Extracto de página =
Una influencia menos mencionada fue el libro Los sables del paraíso. Conquista y venganza en el Cáucaso, de la británica Lesley Blanch y publicado en 1960, sobre la resistencia islámica contra el imperialismo ruso. De allí salieron varias palabras y conceptos que ocupan lugares centrales en Dune, sin convertir a la obra en nada parecido a un plagio.

Arenas movedizas

Desde el punto de vista del estilo, como ya se mencionó, Herbert no brilla y a veces es apenas adecuado. El libro mantiene por lo general un tono épico y está lleno de dramas, con escasos momentos de alivio y aún menos frecuentes pasajes en los que se pueda distinguir algún sentido del humor. Es una manera un poco simplista de “tratar temas serios”, y si bien Dune atrapa, también aprisiona, porque la manera en que está escrita tiene algo de imperativo, como si el autor hubiera temido que quienes lo iban a leer pasaran por alto algún punto relevante de la densa agenda que proponía.

Arte de H R Giger para la película Dune en 1975.

En este sentido, la obra se parece a una conferencia magistral, en la que se utilizan algunas historias atractivas para ejemplificar conceptos pero no hay nada semejante a un juego abierto a lo inesperado, como el que afrontan los personajes. Es una de las dificultades creadas por un programa conceptual tan amplio.

Otra es la necesidad de transmitir una enorme cantidad de información mediante explicaciones de unos personajes a otros, tres apéndices y el uso, como acápites, de citas de libros ficticios, escritos después de los hechos que Herbert está contando, a la manera de los extractos de la Enciclopedia Galáctica en los relatos de Fundación.

Trabajo requerido =
A - Responde, según el fragmento sobre Dune:
(i) ¿En qué año se publicó Los sables del paraíso?
(ii) ¿A qué se parece la obra, según el párrafo que empieza con "En este sentido"?
(iii) ¿Cuántos apéndices se mencionan?
B - Enumera todas las personas que se nombran en el fragmento sobre Dune.
C - Transcribe del fragmento sobre Dune el tramo que va desde "Arte de H R" hasta "relatos de Fundación.".
Los registros no intervienen en este ejercicio.

Entradas de anotación espacial:
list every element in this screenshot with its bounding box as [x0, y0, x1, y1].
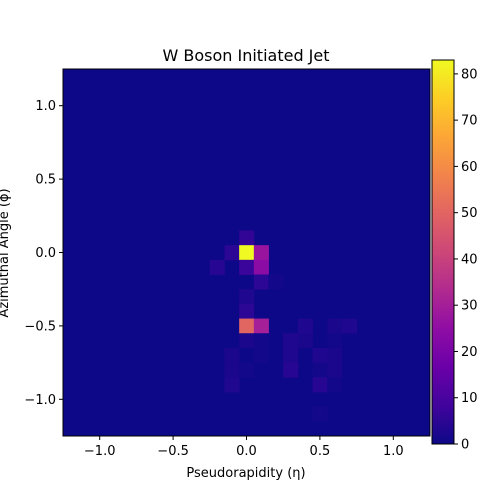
colorbar-frame	[431, 59, 455, 445]
heatmap-cell	[239, 259, 255, 275]
y-tick-label: 0.0	[35, 246, 56, 261]
colorbar-tick-label: 0	[461, 438, 469, 453]
colorbar-tick-label: 60	[461, 160, 478, 175]
colorbar: 0 10 20 30 40 50 60 70 80	[431, 59, 478, 453]
heatmap-cell	[239, 333, 255, 349]
heatmap-cell	[283, 347, 299, 363]
x-tick-label: −1.0	[84, 444, 116, 459]
colorbar-tick-label: 10	[461, 391, 478, 406]
heatmap-cell	[253, 333, 269, 349]
heatmap-cell	[327, 347, 343, 363]
heatmap-cell	[341, 318, 357, 334]
y-axis-label: Azimuthal Angle (ϕ)	[0, 188, 12, 317]
heatmap-cell	[239, 303, 255, 319]
heatmap-cell	[312, 347, 328, 363]
chart-title: W Boson Initiated Jet	[162, 46, 329, 65]
heatmap-cell	[297, 318, 313, 334]
heatmap-cell	[253, 347, 269, 363]
heatmap-cell	[327, 377, 343, 393]
heatmap-cell	[224, 362, 240, 378]
heatmap-cell	[283, 333, 299, 349]
heatmap-cells	[209, 230, 357, 422]
heatmap-cell	[224, 347, 240, 363]
x-tick-label: 0.5	[310, 444, 331, 459]
heatmap-cell	[327, 362, 343, 378]
colorbar-tick-label: 20	[461, 345, 478, 360]
heatmap-cell	[239, 289, 255, 305]
colorbar-tick-label: 30	[461, 299, 478, 314]
heatmap-cell	[239, 362, 255, 378]
heatmap-cell	[209, 259, 225, 275]
heatmap-cell	[253, 259, 269, 275]
heatmap-cell	[253, 245, 269, 261]
y-tick-label: −1.0	[24, 393, 56, 408]
y-tick-label: 0.5	[35, 173, 56, 188]
heatmap-cell	[253, 318, 269, 334]
heatmap-cell	[224, 377, 240, 393]
colorbar-tick-label: 40	[461, 252, 478, 267]
plot-area	[62, 68, 431, 437]
heatmap-cell	[312, 406, 328, 422]
x-tick-label: 0.0	[236, 444, 257, 459]
x-tick-label: 1.0	[383, 444, 404, 459]
heatmap-cell	[224, 245, 240, 261]
heatmap-cell	[239, 245, 255, 261]
y-tick-label: 1.0	[35, 99, 56, 114]
y-tick-label: −0.5	[24, 319, 56, 334]
heatmap-cell	[327, 318, 343, 334]
colorbar-tick-label: 80	[461, 67, 478, 82]
colorbar-ticks: 0 10 20 30 40 50 60 70 80	[454, 67, 478, 453]
heatmap-cell	[239, 318, 255, 334]
x-axis: −1.0 −0.5 0.0 0.5 1.0	[84, 436, 404, 459]
heatmap-cell	[283, 362, 299, 378]
heatmap-cell	[253, 274, 269, 290]
x-tick-label: −0.5	[157, 444, 189, 459]
colorbar-tick-label: 70	[461, 114, 478, 129]
heatmap-cell	[297, 333, 313, 349]
x-axis-label: Pseudorapidity (η)	[186, 466, 305, 481]
heatmap-cell	[327, 333, 343, 349]
y-axis: 1.0 0.5 0.0 −0.5 −1.0	[24, 99, 63, 408]
heatmap-cell	[239, 230, 255, 246]
colorbar-gradient	[432, 60, 454, 444]
heatmap-cell	[312, 377, 328, 393]
heatmap-cell	[312, 362, 328, 378]
heatmap-cell	[268, 274, 284, 290]
colorbar-tick-label: 50	[461, 206, 478, 221]
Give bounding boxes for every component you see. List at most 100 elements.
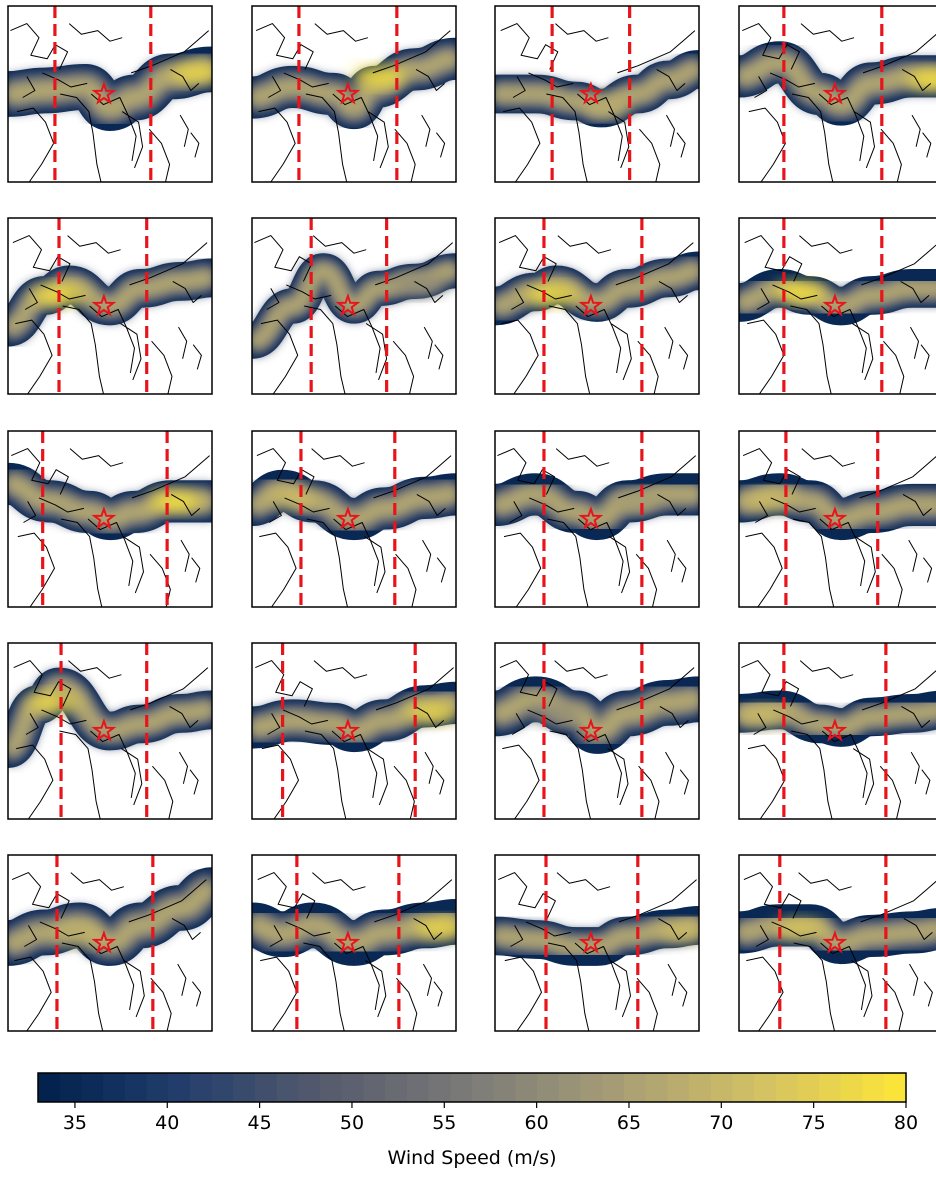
coastline-segment — [744, 235, 803, 282]
coastline-segment — [366, 748, 388, 806]
map-panel-frame — [251, 217, 457, 395]
map-panel — [494, 5, 700, 183]
coastline-segment — [192, 344, 202, 370]
colorbar-tick-label: 55 — [432, 1112, 456, 1134]
map-panel — [251, 854, 457, 1032]
coastline-segment — [742, 448, 801, 495]
coastline-segment — [860, 880, 936, 923]
coastline-segment — [678, 981, 688, 1007]
coastline-segment — [305, 93, 348, 182]
coastlines — [741, 660, 936, 819]
coastlines — [254, 235, 454, 394]
colorbar-swatch — [341, 1073, 365, 1102]
jet-core-maximum — [393, 275, 446, 294]
colorbar-swatch — [168, 1073, 191, 1102]
colorbar-swatch — [689, 1073, 712, 1102]
coastline-segment — [62, 305, 104, 394]
coastline-segment — [923, 981, 933, 1007]
coastline-segment — [800, 23, 855, 42]
star-marker — [578, 717, 604, 742]
coastline-segment — [554, 660, 608, 679]
coastline-segment — [190, 132, 200, 158]
colorbar-swatch — [211, 1073, 234, 1102]
map-panel-frame — [7, 642, 213, 820]
coastline-segment — [555, 23, 609, 42]
coastlines — [255, 660, 454, 819]
colorbar-frame — [37, 1072, 907, 1103]
colorbar-tick-label: 80 — [894, 1112, 918, 1134]
coastline-segment — [679, 344, 689, 370]
map-panel — [7, 430, 213, 608]
coastline-segment — [372, 30, 451, 74]
map-panel — [251, 642, 457, 820]
coastline-segment — [267, 713, 281, 735]
coastline-segment — [257, 872, 316, 919]
coastline-segment — [392, 340, 415, 394]
coastline-segment — [901, 68, 932, 91]
colorbar-swatch — [450, 1073, 473, 1102]
coastline-segment — [421, 114, 431, 147]
map-panel — [738, 430, 936, 608]
coastline-segment — [268, 76, 282, 98]
star-marker — [578, 80, 604, 105]
colorbar-swatch — [363, 1073, 386, 1102]
coastline-segment — [923, 557, 933, 583]
star-marker — [335, 717, 361, 742]
colorbar-swatch — [580, 1073, 603, 1102]
coastline-segment — [191, 557, 201, 583]
coastline-segment — [266, 288, 280, 310]
coastline-segment — [525, 921, 572, 937]
coastline-segment — [373, 455, 452, 499]
map-panel — [494, 642, 700, 820]
coastline-segment — [577, 518, 624, 586]
map-panel-frame — [494, 854, 700, 1032]
map-panel-frame — [738, 854, 936, 1032]
coastline-segment — [422, 539, 432, 572]
coastline-segment — [121, 748, 143, 806]
colorbar-tick-label: 75 — [802, 1112, 826, 1134]
jet-core-maximum — [743, 492, 796, 511]
coastlines — [13, 660, 209, 819]
coastline-segment — [40, 284, 86, 300]
jet-stream-band — [252, 37, 456, 130]
colorbar-swatch — [602, 1073, 625, 1102]
coastline-segment — [609, 960, 631, 1018]
map-panel-frame — [738, 642, 936, 820]
colorbar-swatch — [406, 1073, 430, 1102]
coastline-segment — [284, 497, 330, 513]
coastline-segment — [122, 536, 144, 594]
coastline-segment — [903, 917, 933, 940]
coastline-segment — [503, 532, 542, 607]
coastline-segment — [423, 326, 433, 359]
coastline-segment — [303, 942, 345, 1031]
coastline-segment — [753, 713, 767, 735]
map-panel — [494, 430, 700, 608]
coastline-segment — [820, 942, 866, 1010]
coastline-segment — [793, 942, 835, 1031]
coastline-segment — [17, 532, 55, 607]
coastline-segment — [920, 344, 930, 370]
colorbar-tick-label: 60 — [525, 1112, 549, 1134]
coastline-segment — [658, 280, 688, 303]
colorbar-swatches — [38, 1073, 907, 1102]
coastline-segment — [283, 72, 329, 88]
coastline-segment — [260, 956, 298, 1031]
map-panel — [251, 5, 457, 183]
coastline-segment — [500, 23, 559, 70]
coastline-segment — [909, 326, 919, 359]
coastline-segment — [821, 305, 867, 373]
coastline-segment — [615, 242, 694, 286]
star-marker — [578, 929, 604, 954]
colorbar-swatch — [81, 1073, 104, 1102]
colorbar-swatch — [754, 1073, 777, 1102]
coastline-segment — [608, 536, 631, 594]
coastline-segment — [374, 879, 453, 923]
colorbar-swatch — [276, 1073, 299, 1102]
coastlines — [256, 448, 452, 607]
coastline-segment — [11, 448, 69, 495]
coastline-segment — [577, 93, 623, 161]
coastline-segment — [754, 76, 768, 98]
colorbar-swatch — [38, 1073, 61, 1102]
coastline-segment — [901, 705, 931, 728]
coastline-segment — [38, 497, 85, 513]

Respuestas del ejercicio =
A -
(i) En 1960.
(ii) A una conferencia magistral.
(iii) Tres.

B - Lesley Blanch, Herbert, H R Giger

C -
Arte de H R Giger para la película Dune en 1975.

En este sentido, la obra se parece a una conferencia magistral, en la que se utilizan algunas historias atractivas para ejemplificar conceptos pero no hay nada semejante a un juego abierto a lo inesperado, como el que afrontan los personajes. Es una de las dificultades creadas por un programa conceptual tan amplio.

Otra es la necesidad de transmitir una enorme cantidad de información mediante explicaciones de unos personajes a otros, tres apéndices y el uso, como acápites, de citas de libros ficticios, escritos después de los hechos que Herbert está contando, a la manera de los extractos de la Enciclopedia Galáctica en los relatos de Fundación.